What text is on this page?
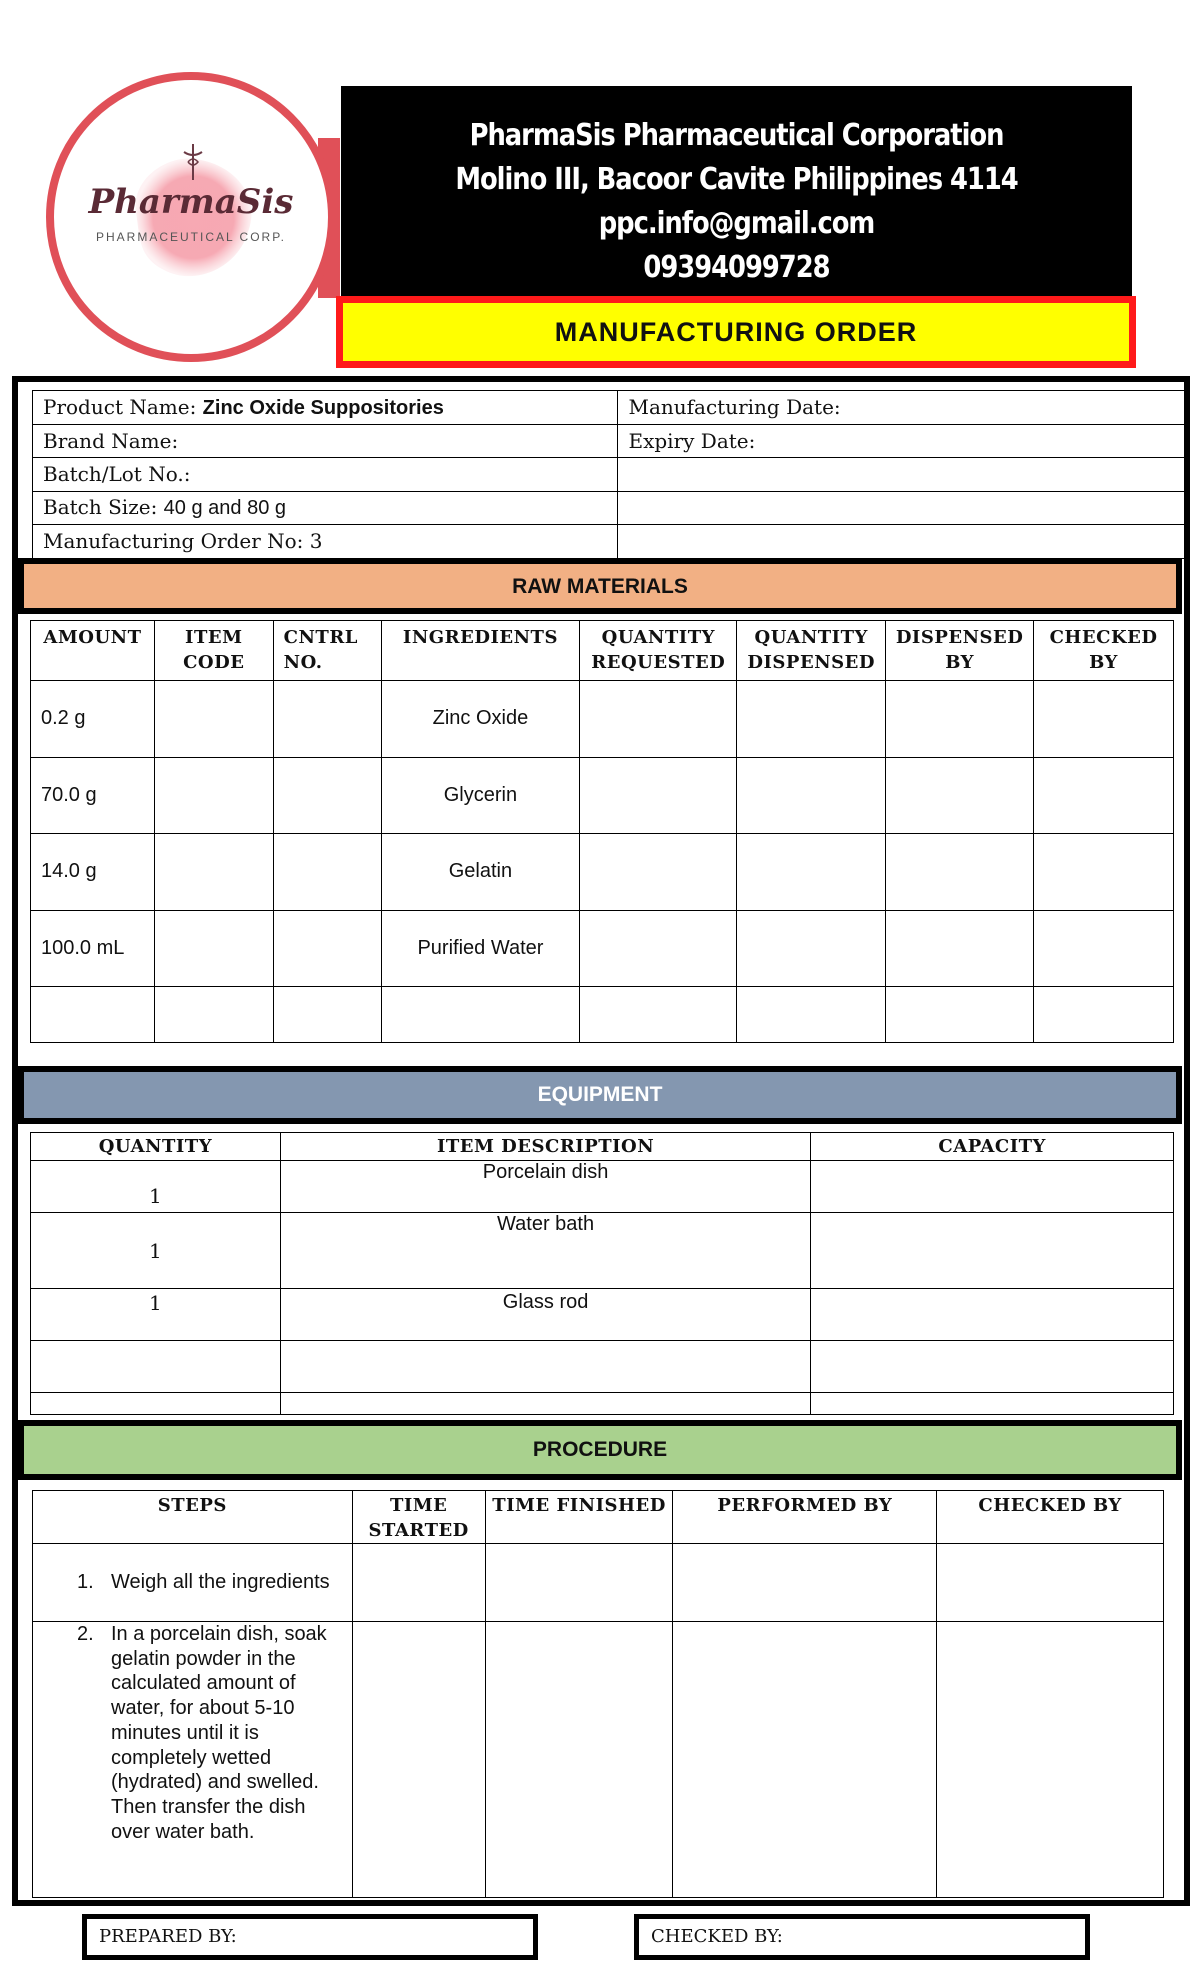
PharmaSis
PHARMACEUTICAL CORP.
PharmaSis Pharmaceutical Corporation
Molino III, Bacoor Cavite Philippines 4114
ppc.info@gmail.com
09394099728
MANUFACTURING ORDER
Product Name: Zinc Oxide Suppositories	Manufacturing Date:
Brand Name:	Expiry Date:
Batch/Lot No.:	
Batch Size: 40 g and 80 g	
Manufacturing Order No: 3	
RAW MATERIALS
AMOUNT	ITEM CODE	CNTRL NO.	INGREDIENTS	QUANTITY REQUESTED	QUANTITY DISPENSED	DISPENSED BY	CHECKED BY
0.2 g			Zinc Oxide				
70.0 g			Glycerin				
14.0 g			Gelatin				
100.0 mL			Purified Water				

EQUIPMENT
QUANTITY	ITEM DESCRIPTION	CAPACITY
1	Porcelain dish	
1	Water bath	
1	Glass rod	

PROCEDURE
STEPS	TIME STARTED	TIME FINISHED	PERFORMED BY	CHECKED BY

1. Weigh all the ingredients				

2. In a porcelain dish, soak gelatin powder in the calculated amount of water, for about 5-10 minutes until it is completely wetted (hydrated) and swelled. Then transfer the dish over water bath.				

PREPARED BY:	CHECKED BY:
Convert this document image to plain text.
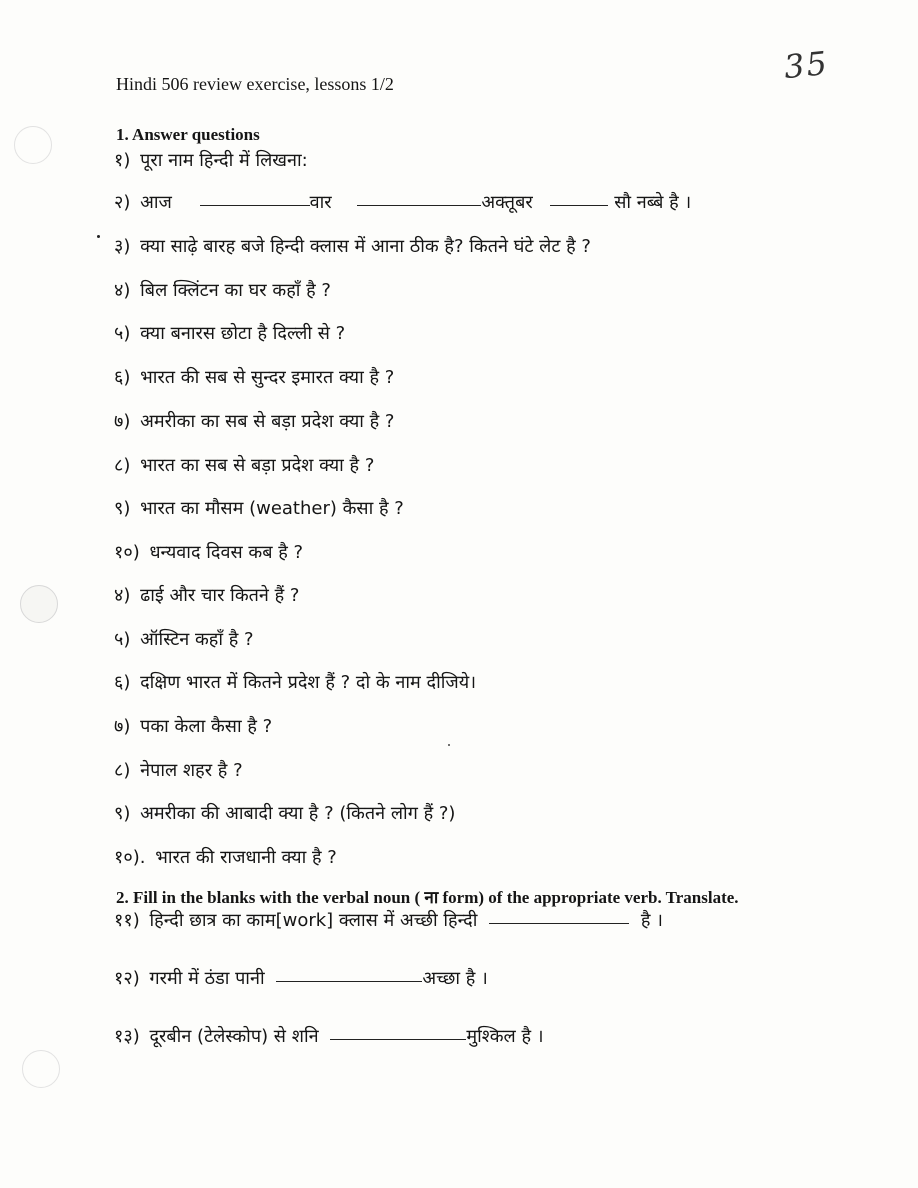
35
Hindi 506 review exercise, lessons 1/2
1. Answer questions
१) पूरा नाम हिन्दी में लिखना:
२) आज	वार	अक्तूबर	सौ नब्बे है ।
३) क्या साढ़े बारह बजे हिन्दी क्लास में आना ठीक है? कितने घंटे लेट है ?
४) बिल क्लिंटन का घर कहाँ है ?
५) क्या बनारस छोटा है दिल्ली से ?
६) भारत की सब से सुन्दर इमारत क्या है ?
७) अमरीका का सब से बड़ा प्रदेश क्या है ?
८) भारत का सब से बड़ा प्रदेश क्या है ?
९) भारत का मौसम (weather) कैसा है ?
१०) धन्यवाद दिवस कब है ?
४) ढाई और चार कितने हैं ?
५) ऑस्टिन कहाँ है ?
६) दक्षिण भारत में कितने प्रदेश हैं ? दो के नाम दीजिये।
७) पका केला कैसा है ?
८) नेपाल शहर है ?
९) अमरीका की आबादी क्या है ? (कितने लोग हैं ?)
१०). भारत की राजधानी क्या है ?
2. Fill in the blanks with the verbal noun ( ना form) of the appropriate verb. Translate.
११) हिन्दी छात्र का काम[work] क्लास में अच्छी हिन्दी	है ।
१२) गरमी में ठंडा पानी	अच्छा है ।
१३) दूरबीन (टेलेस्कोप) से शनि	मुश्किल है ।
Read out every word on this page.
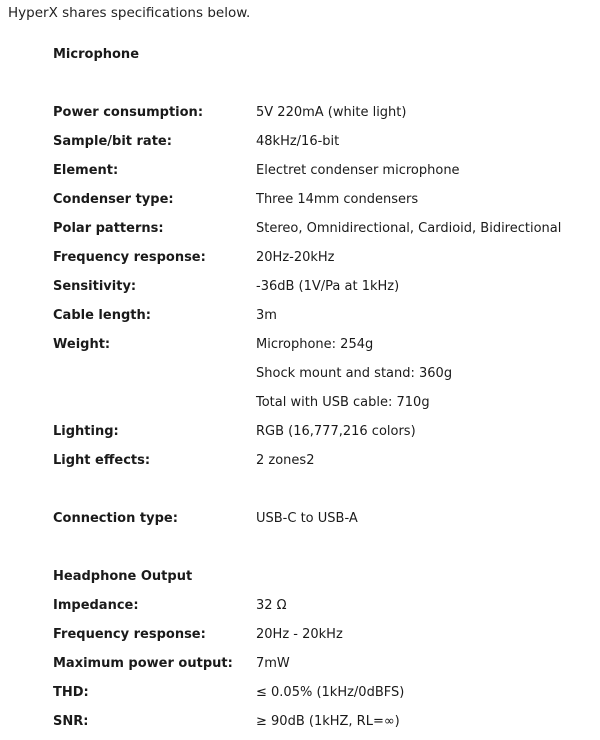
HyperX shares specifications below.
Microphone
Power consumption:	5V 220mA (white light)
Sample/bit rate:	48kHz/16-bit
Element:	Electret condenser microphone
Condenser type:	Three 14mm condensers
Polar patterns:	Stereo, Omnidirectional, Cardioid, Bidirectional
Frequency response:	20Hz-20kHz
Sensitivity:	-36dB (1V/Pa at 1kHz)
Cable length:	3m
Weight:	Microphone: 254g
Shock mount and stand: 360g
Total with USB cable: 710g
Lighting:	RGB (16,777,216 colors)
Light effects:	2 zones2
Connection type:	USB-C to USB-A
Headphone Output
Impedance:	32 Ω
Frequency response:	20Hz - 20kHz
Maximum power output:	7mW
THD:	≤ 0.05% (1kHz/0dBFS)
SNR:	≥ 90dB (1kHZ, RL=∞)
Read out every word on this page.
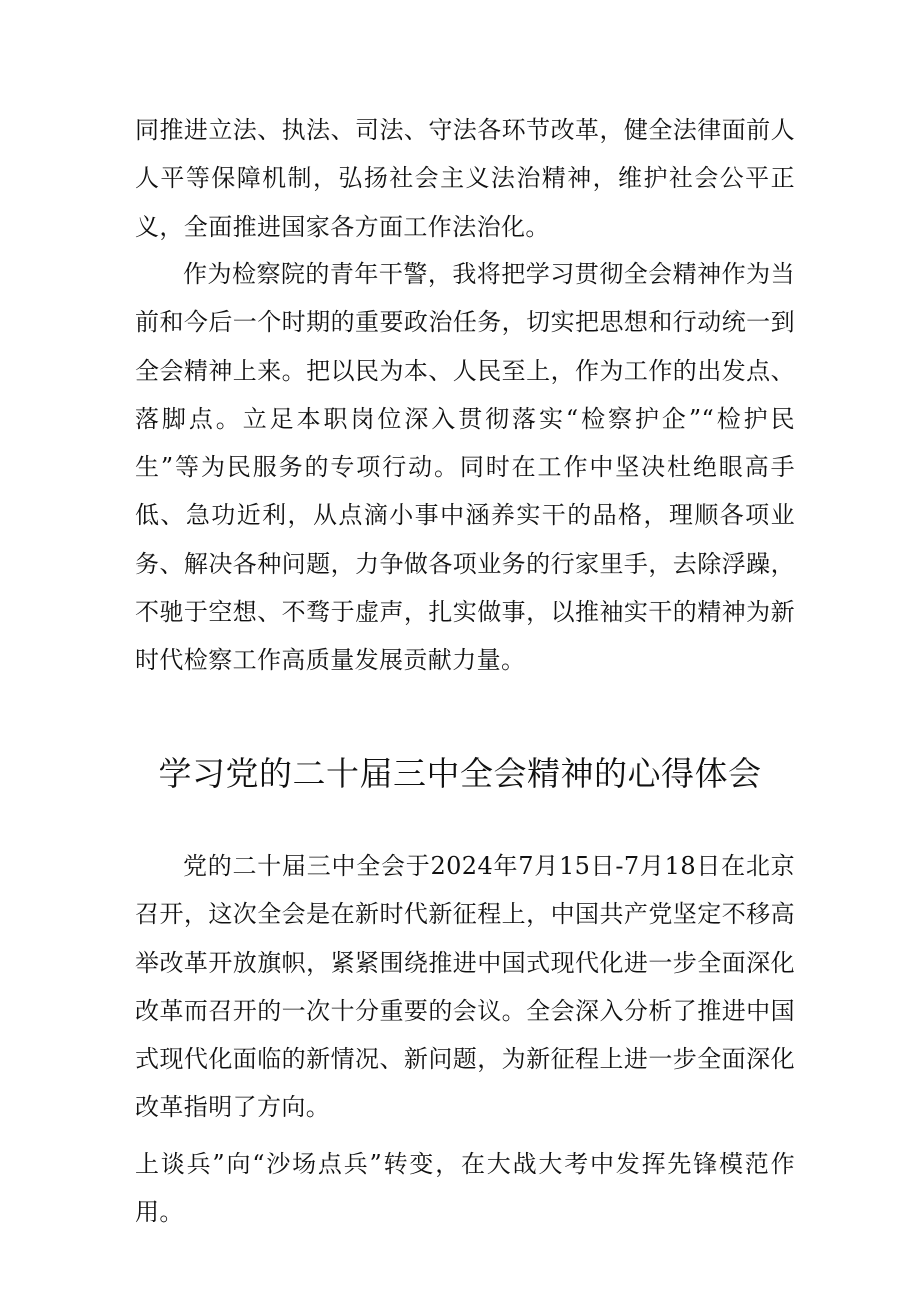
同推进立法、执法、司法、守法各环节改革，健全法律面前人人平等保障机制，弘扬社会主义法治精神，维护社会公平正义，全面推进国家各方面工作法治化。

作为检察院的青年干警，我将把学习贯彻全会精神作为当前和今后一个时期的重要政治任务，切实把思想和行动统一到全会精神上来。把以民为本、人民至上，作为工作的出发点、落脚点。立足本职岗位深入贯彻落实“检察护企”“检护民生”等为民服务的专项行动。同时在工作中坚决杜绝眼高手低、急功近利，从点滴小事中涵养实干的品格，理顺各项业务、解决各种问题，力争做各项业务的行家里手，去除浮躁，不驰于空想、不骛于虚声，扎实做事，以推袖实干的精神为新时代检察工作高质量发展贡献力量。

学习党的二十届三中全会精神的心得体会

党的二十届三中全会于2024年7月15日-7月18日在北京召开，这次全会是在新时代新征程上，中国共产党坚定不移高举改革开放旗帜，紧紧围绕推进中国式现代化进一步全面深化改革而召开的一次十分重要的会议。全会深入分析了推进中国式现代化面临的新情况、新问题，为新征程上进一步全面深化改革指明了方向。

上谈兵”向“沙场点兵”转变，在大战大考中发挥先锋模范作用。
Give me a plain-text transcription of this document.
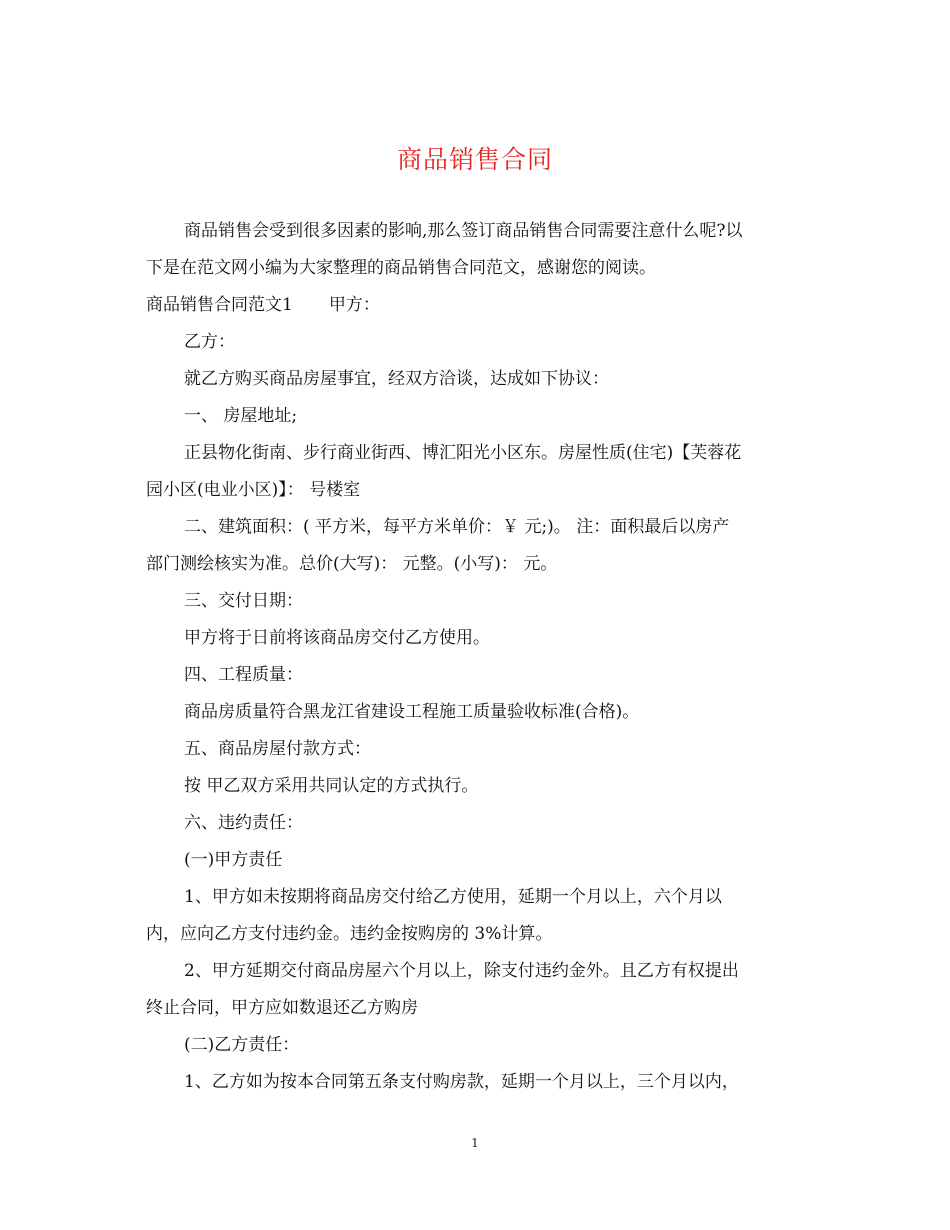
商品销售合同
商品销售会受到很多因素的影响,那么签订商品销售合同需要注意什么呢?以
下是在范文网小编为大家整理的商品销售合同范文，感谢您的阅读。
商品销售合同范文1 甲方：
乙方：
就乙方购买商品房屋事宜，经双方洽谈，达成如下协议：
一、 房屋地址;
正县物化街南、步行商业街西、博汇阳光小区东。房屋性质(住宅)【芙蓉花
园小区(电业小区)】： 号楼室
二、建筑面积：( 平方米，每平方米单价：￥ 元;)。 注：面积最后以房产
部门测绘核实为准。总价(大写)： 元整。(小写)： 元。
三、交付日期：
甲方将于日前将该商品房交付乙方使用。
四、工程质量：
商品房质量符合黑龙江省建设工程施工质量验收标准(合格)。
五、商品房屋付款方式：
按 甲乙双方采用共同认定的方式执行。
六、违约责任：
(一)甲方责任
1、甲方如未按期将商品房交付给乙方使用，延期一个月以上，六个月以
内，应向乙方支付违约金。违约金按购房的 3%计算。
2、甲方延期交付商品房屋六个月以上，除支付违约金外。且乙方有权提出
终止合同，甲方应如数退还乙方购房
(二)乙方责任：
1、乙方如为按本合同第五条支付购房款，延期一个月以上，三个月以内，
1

- _PROMPT_
Repeat the data exactly, excluding the pictures.

- _WRITTEN RESPONSE_
What text is on this page?
PharmaSis
PHARMACEUTICAL CORP.
PharmaSis Pharmaceutical Corporation
Molino III, Bacoor Cavite Philippines 4114
ppc.info@gmail.com
09394099728
MANUFACTURING ORDER
Product Name: Zinc Oxide Suppositories	Manufacturing Date:
Brand Name:	Expiry Date:
Batch/Lot No.:	
Batch Size: 40 g and 80 g	
Manufacturing Order No: 3	
RAW MATERIALS
AMOUNT	ITEM CODE	CNTRL NO.	INGREDIENTS	QUANTITY REQUESTED	QUANTITY DISPENSED	DISPENSED BY	CHECKED BY
0.2 g			Zinc Oxide				
70.0 g			Glycerin				
14.0 g			Gelatin				
100.0 mL			Purified Water				

EQUIPMENT
QUANTITY	ITEM DESCRIPTION	CAPACITY
1	Porcelain dish	
1	Water bath	
1	Glass rod	

PROCEDURE
STEPS	TIME STARTED	TIME FINISHED	PERFORMED BY	CHECKED BY

1. Weigh all the ingredients				

2. In a porcelain dish, soak gelatin powder in the calculated amount of water, for about 5-10 minutes until it is completely wetted (hydrated) and swelled. Then transfer the dish over water bath.				

PREPARED BY:	CHECKED BY:
Convert this document image to plain text.
35
Hindi 506 review exercise, lessons 1/2
1. Answer questions
१) पूरा नाम हिन्दी में लिखना:
२) आज	वार	अक्तूबर	सौ नब्बे है ।
३) क्या साढ़े बारह बजे हिन्दी क्लास में आना ठीक है? कितने घंटे लेट है ?
४) बिल क्लिंटन का घर कहाँ है ?
५) क्या बनारस छोटा है दिल्ली से ?
६) भारत की सब से सुन्दर इमारत क्या है ?
७) अमरीका का सब से बड़ा प्रदेश क्या है ?
८) भारत का सब से बड़ा प्रदेश क्या है ?
९) भारत का मौसम (weather) कैसा है ?
१०) धन्यवाद दिवस कब है ?
४) ढाई और चार कितने हैं ?
५) ऑस्टिन कहाँ है ?
६) दक्षिण भारत में कितने प्रदेश हैं ? दो के नाम दीजिये।
७) पका केला कैसा है ?
८) नेपाल शहर है ?
९) अमरीका की आबादी क्या है ? (कितने लोग हैं ?)
१०). भारत की राजधानी क्या है ?
2. Fill in the blanks with the verbal noun ( ना form) of the appropriate verb. Translate.
११) हिन्दी छात्र का काम[work] क्लास में अच्छी हिन्दी	है ।
१२) गरमी में ठंडा पानी	अच्छा है ।
१३) दूरबीन (टेलेस्कोप) से शनि	मुश्किल है ।
Read out every word on this page.
HyperX shares specifications below.
Microphone
Power consumption:	5V 220mA (white light)
Sample/bit rate:	48kHz/16-bit
Element:	Electret condenser microphone
Condenser type:	Three 14mm condensers
Polar patterns:	Stereo, Omnidirectional, Cardioid, Bidirectional
Frequency response:	20Hz-20kHz
Sensitivity:	-36dB (1V/Pa at 1kHz)
Cable length:	3m
Weight:	Microphone: 254g
Shock mount and stand: 360g
Total with USB cable: 710g
Lighting:	RGB (16,777,216 colors)
Light effects:	2 zones2
Connection type:	USB-C to USB-A
Headphone Output
Impedance:	32 Ω
Frequency response:	20Hz - 20kHz
Maximum power output:	7mW
THD:	≤ 0.05% (1kHz/0dBFS)
SNR:	≥ 90dB (1kHZ, RL=∞)
Read out every word on this page.
同推进立法、执法、司法、守法各环节改革，健全法律面前人人平等保障机制，弘扬社会主义法治精神，维护社会公平正义，全面推进国家各方面工作法治化。

作为检察院的青年干警，我将把学习贯彻全会精神作为当前和今后一个时期的重要政治任务，切实把思想和行动统一到全会精神上来。把以民为本、人民至上，作为工作的出发点、落脚点。立足本职岗位深入贯彻落实“检察护企”“检护民生”等为民服务的专项行动。同时在工作中坚决杜绝眼高手低、急功近利，从点滴小事中涵养实干的品格，理顺各项业务、解决各种问题，力争做各项业务的行家里手，去除浮躁，不驰于空想、不骛于虚声，扎实做事，以推袖实干的精神为新时代检察工作高质量发展贡献力量。

学习党的二十届三中全会精神的心得体会

党的二十届三中全会于2024年7月15日-7月18日在北京召开，这次全会是在新时代新征程上，中国共产党坚定不移高举改革开放旗帜，紧紧围绕推进中国式现代化进一步全面深化改革而召开的一次十分重要的会议。全会深入分析了推进中国式现代化面临的新情况、新问题，为新征程上进一步全面深化改革指明了方向。

上谈兵”向“沙场点兵”转变，在大战大考中发挥先锋模范作用。
Give me a plain-text transcription of this document.
商品销售合同
商品销售会受到很多因素的影响,那么签订商品销售合同需要注意什么呢?以
下是在范文网小编为大家整理的商品销售合同范文，感谢您的阅读。
商品销售合同范文1 甲方：
乙方：
就乙方购买商品房屋事宜，经双方洽谈，达成如下协议：
一、 房屋地址;
正县物化街南、步行商业街西、博汇阳光小区东。房屋性质(住宅)【芙蓉花
园小区(电业小区)】： 号楼室
二、建筑面积：( 平方米，每平方米单价：￥ 元;)。 注：面积最后以房产
部门测绘核实为准。总价(大写)： 元整。(小写)： 元。
三、交付日期：
甲方将于日前将该商品房交付乙方使用。
四、工程质量：
商品房质量符合黑龙江省建设工程施工质量验收标准(合格)。
五、商品房屋付款方式：
按 甲乙双方采用共同认定的方式执行。
六、违约责任：
(一)甲方责任
1、甲方如未按期将商品房交付给乙方使用，延期一个月以上，六个月以
内，应向乙方支付违约金。违约金按购房的 3%计算。
2、甲方延期交付商品房屋六个月以上，除支付违约金外。且乙方有权提出
终止合同，甲方应如数退还乙方购房
(二)乙方责任：
1、乙方如为按本合同第五条支付购房款，延期一个月以上，三个月以内，
1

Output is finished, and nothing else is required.